— Begin DATA SUPPLIED —

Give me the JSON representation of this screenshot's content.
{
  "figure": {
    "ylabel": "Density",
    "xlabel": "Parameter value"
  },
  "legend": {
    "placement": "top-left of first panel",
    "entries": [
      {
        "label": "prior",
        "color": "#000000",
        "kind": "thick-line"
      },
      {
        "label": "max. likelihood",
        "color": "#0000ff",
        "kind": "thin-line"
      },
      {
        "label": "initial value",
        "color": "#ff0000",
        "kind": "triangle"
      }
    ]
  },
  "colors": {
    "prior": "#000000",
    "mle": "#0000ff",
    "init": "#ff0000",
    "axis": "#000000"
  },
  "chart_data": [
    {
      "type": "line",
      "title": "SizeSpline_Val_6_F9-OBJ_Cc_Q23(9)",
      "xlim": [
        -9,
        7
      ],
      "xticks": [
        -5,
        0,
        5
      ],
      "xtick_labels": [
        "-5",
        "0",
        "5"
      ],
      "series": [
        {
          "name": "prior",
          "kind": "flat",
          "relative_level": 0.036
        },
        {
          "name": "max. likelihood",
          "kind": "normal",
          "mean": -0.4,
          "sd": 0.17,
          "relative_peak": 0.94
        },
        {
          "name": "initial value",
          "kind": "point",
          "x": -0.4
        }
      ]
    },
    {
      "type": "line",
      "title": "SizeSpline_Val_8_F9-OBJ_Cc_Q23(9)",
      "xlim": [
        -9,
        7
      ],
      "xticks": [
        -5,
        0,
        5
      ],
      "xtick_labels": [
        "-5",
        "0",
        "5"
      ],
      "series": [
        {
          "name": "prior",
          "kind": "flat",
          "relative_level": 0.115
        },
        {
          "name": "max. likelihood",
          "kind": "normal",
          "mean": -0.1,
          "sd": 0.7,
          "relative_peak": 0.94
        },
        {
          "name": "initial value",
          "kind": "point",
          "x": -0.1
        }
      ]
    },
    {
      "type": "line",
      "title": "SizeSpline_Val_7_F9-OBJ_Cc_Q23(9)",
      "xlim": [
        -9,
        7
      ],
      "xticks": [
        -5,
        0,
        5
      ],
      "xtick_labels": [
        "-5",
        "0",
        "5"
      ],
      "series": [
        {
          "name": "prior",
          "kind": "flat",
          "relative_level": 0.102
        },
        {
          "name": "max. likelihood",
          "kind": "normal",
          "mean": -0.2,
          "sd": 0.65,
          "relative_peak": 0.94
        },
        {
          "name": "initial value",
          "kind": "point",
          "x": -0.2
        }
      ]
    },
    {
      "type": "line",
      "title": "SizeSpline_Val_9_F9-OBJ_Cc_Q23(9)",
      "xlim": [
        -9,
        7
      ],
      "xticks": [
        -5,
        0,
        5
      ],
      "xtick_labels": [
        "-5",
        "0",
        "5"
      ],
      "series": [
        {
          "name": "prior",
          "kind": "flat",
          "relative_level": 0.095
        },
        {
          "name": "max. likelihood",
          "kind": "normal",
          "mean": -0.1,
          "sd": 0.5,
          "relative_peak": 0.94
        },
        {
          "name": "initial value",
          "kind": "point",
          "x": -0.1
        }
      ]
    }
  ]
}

— End DATA SUPPLIED —

TASK OBJECTIVE:
Retype the records in full. Keep every line identical to the original.

CORRECT RESULT:
Give me the JSON representation of this screenshot's content.
{
  "figure": {
    "ylabel": "Density",
    "xlabel": "Parameter value"
  },
  "legend": {
    "placement": "top-left of first panel",
    "entries": [
      {
        "label": "prior",
        "color": "#000000",
        "kind": "thick-line"
      },
      {
        "label": "max. likelihood",
        "color": "#0000ff",
        "kind": "thin-line"
      },
      {
        "label": "initial value",
        "color": "#ff0000",
        "kind": "triangle"
      }
    ]
  },
  "colors": {
    "prior": "#000000",
    "mle": "#0000ff",
    "init": "#ff0000",
    "axis": "#000000"
  },
  "chart_data": [
    {
      "type": "line",
      "title": "SizeSpline_Val_6_F9-OBJ_Cc_Q23(9)",
      "xlim": [
        -9,
        7
      ],
      "xticks": [
        -5,
        0,
        5
      ],
      "xtick_labels": [
        "-5",
        "0",
        "5"
      ],
      "series": [
        {
          "name": "prior",
          "kind": "flat",
          "relative_level": 0.036
        },
        {
          "name": "max. likelihood",
          "kind": "normal",
          "mean": -0.4,
          "sd": 0.17,
          "relative_peak": 0.94
        },
        {
          "name": "initial value",
          "kind": "point",
          "x": -0.4
        }
      ]
    },
    {
      "type": "line",
      "title": "SizeSpline_Val_8_F9-OBJ_Cc_Q23(9)",
      "xlim": [
        -9,
        7
      ],
      "xticks": [
        -5,
        0,
        5
      ],
      "xtick_labels": [
        "-5",
        "0",
        "5"
      ],
      "series": [
        {
          "name": "prior",
          "kind": "flat",
          "relative_level": 0.115
        },
        {
          "name": "max. likelihood",
          "kind": "normal",
          "mean": -0.1,
          "sd": 0.7,
          "relative_peak": 0.94
        },
        {
          "name": "initial value",
          "kind": "point",
          "x": -0.1
        }
      ]
    },
    {
      "type": "line",
      "title": "SizeSpline_Val_7_F9-OBJ_Cc_Q23(9)",
      "xlim": [
        -9,
        7
      ],
      "xticks": [
        -5,
        0,
        5
      ],
      "xtick_labels": [
        "-5",
        "0",
        "5"
      ],
      "series": [
        {
          "name": "prior",
          "kind": "flat",
          "relative_level": 0.102
        },
        {
          "name": "max. likelihood",
          "kind": "normal",
          "mean": -0.2,
          "sd": 0.65,
          "relative_peak": 0.94
        },
        {
          "name": "initial value",
          "kind": "point",
          "x": -0.2
        }
      ]
    },
    {
      "type": "line",
      "title": "SizeSpline_Val_9_F9-OBJ_Cc_Q23(9)",
      "xlim": [
        -9,
        7
      ],
      "xticks": [
        -5,
        0,
        5
      ],
      "xtick_labels": [
        "-5",
        "0",
        "5"
      ],
      "series": [
        {
          "name": "prior",
          "kind": "flat",
          "relative_level": 0.095
        },
        {
          "name": "max. likelihood",
          "kind": "normal",
          "mean": -0.1,
          "sd": 0.5,
          "relative_peak": 0.94
        },
        {
          "name": "initial value",
          "kind": "point",
          "x": -0.1
        }
      ]
    }
  ]
}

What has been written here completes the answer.